(Exercise)
An exact copy of every record is needed.

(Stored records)
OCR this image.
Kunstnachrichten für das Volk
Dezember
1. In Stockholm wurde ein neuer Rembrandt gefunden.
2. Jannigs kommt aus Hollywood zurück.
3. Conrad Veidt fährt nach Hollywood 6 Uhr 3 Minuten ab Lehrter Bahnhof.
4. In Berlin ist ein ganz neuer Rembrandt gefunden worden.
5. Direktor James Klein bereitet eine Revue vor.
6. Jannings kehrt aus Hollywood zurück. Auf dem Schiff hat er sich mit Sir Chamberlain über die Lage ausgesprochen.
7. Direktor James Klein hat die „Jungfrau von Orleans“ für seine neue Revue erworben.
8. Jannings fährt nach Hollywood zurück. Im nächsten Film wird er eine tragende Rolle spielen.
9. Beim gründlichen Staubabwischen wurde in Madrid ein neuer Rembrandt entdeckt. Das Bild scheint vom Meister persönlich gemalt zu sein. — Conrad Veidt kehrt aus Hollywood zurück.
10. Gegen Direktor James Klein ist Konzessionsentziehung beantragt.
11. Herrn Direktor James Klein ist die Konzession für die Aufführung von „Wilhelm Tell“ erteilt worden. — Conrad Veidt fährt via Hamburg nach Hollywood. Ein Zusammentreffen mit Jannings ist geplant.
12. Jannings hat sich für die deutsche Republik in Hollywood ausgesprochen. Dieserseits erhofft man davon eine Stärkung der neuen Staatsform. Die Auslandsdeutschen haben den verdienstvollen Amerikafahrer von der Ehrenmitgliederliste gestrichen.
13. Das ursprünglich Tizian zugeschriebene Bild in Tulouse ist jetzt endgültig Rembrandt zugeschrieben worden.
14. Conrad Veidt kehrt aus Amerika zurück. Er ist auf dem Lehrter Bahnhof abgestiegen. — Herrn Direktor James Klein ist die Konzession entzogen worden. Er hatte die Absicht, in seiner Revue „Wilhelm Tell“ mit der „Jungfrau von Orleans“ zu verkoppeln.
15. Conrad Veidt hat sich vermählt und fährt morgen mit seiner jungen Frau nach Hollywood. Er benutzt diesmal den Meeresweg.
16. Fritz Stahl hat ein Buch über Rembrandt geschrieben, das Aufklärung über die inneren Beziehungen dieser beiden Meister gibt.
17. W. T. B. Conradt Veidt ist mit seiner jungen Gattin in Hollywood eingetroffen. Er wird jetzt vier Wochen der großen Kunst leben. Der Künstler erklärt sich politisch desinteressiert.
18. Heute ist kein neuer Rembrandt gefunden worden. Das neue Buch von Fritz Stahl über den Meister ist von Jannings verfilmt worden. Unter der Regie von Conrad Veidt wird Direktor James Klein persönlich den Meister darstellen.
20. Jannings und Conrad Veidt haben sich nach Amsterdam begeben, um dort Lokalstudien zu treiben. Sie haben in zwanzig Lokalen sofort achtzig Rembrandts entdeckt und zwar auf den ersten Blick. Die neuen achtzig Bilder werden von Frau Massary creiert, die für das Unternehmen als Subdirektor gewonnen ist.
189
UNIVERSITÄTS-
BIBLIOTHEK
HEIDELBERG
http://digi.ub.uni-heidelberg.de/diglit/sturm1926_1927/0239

(Expected output)
OCR this image.
Kunstnachrichten für das Volk
Dezember
1. In Stockholm wurde ein neuer Rembrandt gefunden.
2. Jannigs kommt aus Hollywood zurück.
3. Conrad Veidt fährt nach Hollywood 6 Uhr 3 Minuten ab Lehrter Bahnhof.
4. In Berlin ist ein ganz neuer Rembrandt gefunden worden.
5. Direktor James Klein bereitet eine Revue vor.
6. Jannings kehrt aus Hollywood zurück. Auf dem Schiff hat er sich mit Sir Chamberlain über die Lage ausgesprochen.
7. Direktor James Klein hat die „Jungfrau von Orleans“ für seine neue Revue erworben.
8. Jannings fährt nach Hollywood zurück. Im nächsten Film wird er eine tragende Rolle spielen.
9. Beim gründlichen Staubabwischen wurde in Madrid ein neuer Rembrandt entdeckt. Das Bild scheint vom Meister persönlich gemalt zu sein. — Conrad Veidt kehrt aus Hollywood zurück.
10. Gegen Direktor James Klein ist Konzessionsentziehung beantragt.
11. Herrn Direktor James Klein ist die Konzession für die Aufführung von „Wilhelm Tell“ erteilt worden. — Conrad Veidt fährt via Hamburg nach Hollywood. Ein Zusammentreffen mit Jannings ist geplant.
12. Jannings hat sich für die deutsche Republik in Hollywood ausgesprochen. Dieserseits erhofft man davon eine Stärkung der neuen Staatsform. Die Auslandsdeutschen haben den verdienstvollen Amerikafahrer von der Ehrenmitgliederliste gestrichen.
13. Das ursprünglich Tizian zugeschriebene Bild in Tulouse ist jetzt endgültig Rembrandt zugeschrieben worden.
14. Conrad Veidt kehrt aus Amerika zurück. Er ist auf dem Lehrter Bahnhof abgestiegen. — Herrn Direktor James Klein ist die Konzession entzogen worden. Er hatte die Absicht, in seiner Revue „Wilhelm Tell“ mit der „Jungfrau von Orleans“ zu verkoppeln.
15. Conrad Veidt hat sich vermählt und fährt morgen mit seiner jungen Frau nach Hollywood. Er benutzt diesmal den Meeresweg.
16. Fritz Stahl hat ein Buch über Rembrandt geschrieben, das Aufklärung über die inneren Beziehungen dieser beiden Meister gibt.
17. W. T. B. Conradt Veidt ist mit seiner jungen Gattin in Hollywood eingetroffen. Er wird jetzt vier Wochen der großen Kunst leben. Der Künstler erklärt sich politisch desinteressiert.
18. Heute ist kein neuer Rembrandt gefunden worden. Das neue Buch von Fritz Stahl über den Meister ist von Jannings verfilmt worden. Unter der Regie von Conrad Veidt wird Direktor James Klein persönlich den Meister darstellen.
20. Jannings und Conrad Veidt haben sich nach Amsterdam begeben, um dort Lokalstudien zu treiben. Sie haben in zwanzig Lokalen sofort achtzig Rembrandts entdeckt und zwar auf den ersten Blick. Die neuen achtzig Bilder werden von Frau Massary creiert, die für das Unternehmen als Subdirektor gewonnen ist.
189
UNIVERSITÄTS-
BIBLIOTHEK
HEIDELBERG
http://digi.ub.uni-heidelberg.de/diglit/sturm1926_1927/0239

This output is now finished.